### Do this
Every line of the material that follows must be printed again exactly.
-- -- --
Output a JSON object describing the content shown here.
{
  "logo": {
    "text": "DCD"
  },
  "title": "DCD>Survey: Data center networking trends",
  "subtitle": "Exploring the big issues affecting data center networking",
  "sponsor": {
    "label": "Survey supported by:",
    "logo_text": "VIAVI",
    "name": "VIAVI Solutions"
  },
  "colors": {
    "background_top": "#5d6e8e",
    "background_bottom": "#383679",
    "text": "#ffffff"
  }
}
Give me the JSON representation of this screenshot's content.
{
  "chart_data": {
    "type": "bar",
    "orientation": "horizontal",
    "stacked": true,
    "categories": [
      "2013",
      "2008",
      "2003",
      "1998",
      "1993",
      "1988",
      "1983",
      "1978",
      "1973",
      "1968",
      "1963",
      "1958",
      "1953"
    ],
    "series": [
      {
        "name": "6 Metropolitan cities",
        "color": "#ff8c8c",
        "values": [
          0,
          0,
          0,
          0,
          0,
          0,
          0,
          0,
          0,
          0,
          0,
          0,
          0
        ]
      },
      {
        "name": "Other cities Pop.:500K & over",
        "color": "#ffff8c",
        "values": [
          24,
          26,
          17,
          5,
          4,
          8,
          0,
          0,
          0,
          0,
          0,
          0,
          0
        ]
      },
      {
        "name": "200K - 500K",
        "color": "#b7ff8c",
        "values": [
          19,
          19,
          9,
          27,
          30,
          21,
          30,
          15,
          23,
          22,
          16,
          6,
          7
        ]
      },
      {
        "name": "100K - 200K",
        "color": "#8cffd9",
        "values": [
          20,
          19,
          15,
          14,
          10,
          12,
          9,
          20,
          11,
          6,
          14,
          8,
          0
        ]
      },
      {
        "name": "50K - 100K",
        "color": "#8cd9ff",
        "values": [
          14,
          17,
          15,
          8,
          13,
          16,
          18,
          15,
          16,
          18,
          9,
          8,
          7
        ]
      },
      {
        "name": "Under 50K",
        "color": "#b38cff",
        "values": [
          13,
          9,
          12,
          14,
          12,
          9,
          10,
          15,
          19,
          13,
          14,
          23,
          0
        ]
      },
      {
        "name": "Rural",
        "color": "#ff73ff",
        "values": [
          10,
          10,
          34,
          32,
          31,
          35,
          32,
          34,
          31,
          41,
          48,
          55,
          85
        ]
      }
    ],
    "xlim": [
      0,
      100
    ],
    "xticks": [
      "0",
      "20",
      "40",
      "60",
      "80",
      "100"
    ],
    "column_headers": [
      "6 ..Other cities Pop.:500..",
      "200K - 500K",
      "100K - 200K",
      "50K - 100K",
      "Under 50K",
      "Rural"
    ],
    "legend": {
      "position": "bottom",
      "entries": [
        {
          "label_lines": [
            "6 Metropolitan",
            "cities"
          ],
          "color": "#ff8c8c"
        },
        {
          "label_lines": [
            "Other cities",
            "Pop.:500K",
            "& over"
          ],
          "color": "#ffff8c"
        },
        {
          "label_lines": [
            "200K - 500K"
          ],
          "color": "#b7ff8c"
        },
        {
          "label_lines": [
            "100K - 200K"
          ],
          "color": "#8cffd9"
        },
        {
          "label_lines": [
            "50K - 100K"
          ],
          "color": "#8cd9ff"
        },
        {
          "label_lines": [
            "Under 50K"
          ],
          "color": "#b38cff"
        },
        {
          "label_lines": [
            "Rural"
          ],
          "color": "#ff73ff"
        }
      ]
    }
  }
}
-- -- --
### Final result
Output a JSON object describing the content shown here.
{
  "logo": {
    "text": "DCD"
  },
  "title": "DCD>Survey: Data center networking trends",
  "subtitle": "Exploring the big issues affecting data center networking",
  "sponsor": {
    "label": "Survey supported by:",
    "logo_text": "VIAVI",
    "name": "VIAVI Solutions"
  },
  "colors": {
    "background_top": "#5d6e8e",
    "background_bottom": "#383679",
    "text": "#ffffff"
  }
}
Give me the JSON representation of this screenshot's content.
{
  "chart_data": {
    "type": "bar",
    "orientation": "horizontal",
    "stacked": true,
    "categories": [
      "2013",
      "2008",
      "2003",
      "1998",
      "1993",
      "1988",
      "1983",
      "1978",
      "1973",
      "1968",
      "1963",
      "1958",
      "1953"
    ],
    "series": [
      {
        "name": "6 Metropolitan cities",
        "color": "#ff8c8c",
        "values": [
          0,
          0,
          0,
          0,
          0,
          0,
          0,
          0,
          0,
          0,
          0,
          0,
          0
        ]
      },
      {
        "name": "Other cities Pop.:500K & over",
        "color": "#ffff8c",
        "values": [
          24,
          26,
          17,
          5,
          4,
          8,
          0,
          0,
          0,
          0,
          0,
          0,
          0
        ]
      },
      {
        "name": "200K - 500K",
        "color": "#b7ff8c",
        "values": [
          19,
          19,
          9,
          27,
          30,
          21,
          30,
          15,
          23,
          22,
          16,
          6,
          7
        ]
      },
      {
        "name": "100K - 200K",
        "color": "#8cffd9",
        "values": [
          20,
          19,
          15,
          14,
          10,
          12,
          9,
          20,
          11,
          6,
          14,
          8,
          0
        ]
      },
      {
        "name": "50K - 100K",
        "color": "#8cd9ff",
        "values": [
          14,
          17,
          15,
          8,
          13,
          16,
          18,
          15,
          16,
          18,
          9,
          8,
          7
        ]
      },
      {
        "name": "Under 50K",
        "color": "#b38cff",
        "values": [
          13,
          9,
          12,
          14,
          12,
          9,
          10,
          15,
          19,
          13,
          14,
          23,
          0
        ]
      },
      {
        "name": "Rural",
        "color": "#ff73ff",
        "values": [
          10,
          10,
          34,
          32,
          31,
          35,
          32,
          34,
          31,
          41,
          48,
          55,
          85
        ]
      }
    ],
    "xlim": [
      0,
      100
    ],
    "xticks": [
      "0",
      "20",
      "40",
      "60",
      "80",
      "100"
    ],
    "column_headers": [
      "6 ..Other cities Pop.:500..",
      "200K - 500K",
      "100K - 200K",
      "50K - 100K",
      "Under 50K",
      "Rural"
    ],
    "legend": {
      "position": "bottom",
      "entries": [
        {
          "label_lines": [
            "6 Metropolitan",
            "cities"
          ],
          "color": "#ff8c8c"
        },
        {
          "label_lines": [
            "Other cities",
            "Pop.:500K",
            "& over"
          ],
          "color": "#ffff8c"
        },
        {
          "label_lines": [
            "200K - 500K"
          ],
          "color": "#b7ff8c"
        },
        {
          "label_lines": [
            "100K - 200K"
          ],
          "color": "#8cffd9"
        },
        {
          "label_lines": [
            "50K - 100K"
          ],
          "color": "#8cd9ff"
        },
        {
          "label_lines": [
            "Under 50K"
          ],
          "color": "#b38cff"
        },
        {
          "label_lines": [
            "Rural"
          ],
          "color": "#ff73ff"
        }
      ]
    }
  }
}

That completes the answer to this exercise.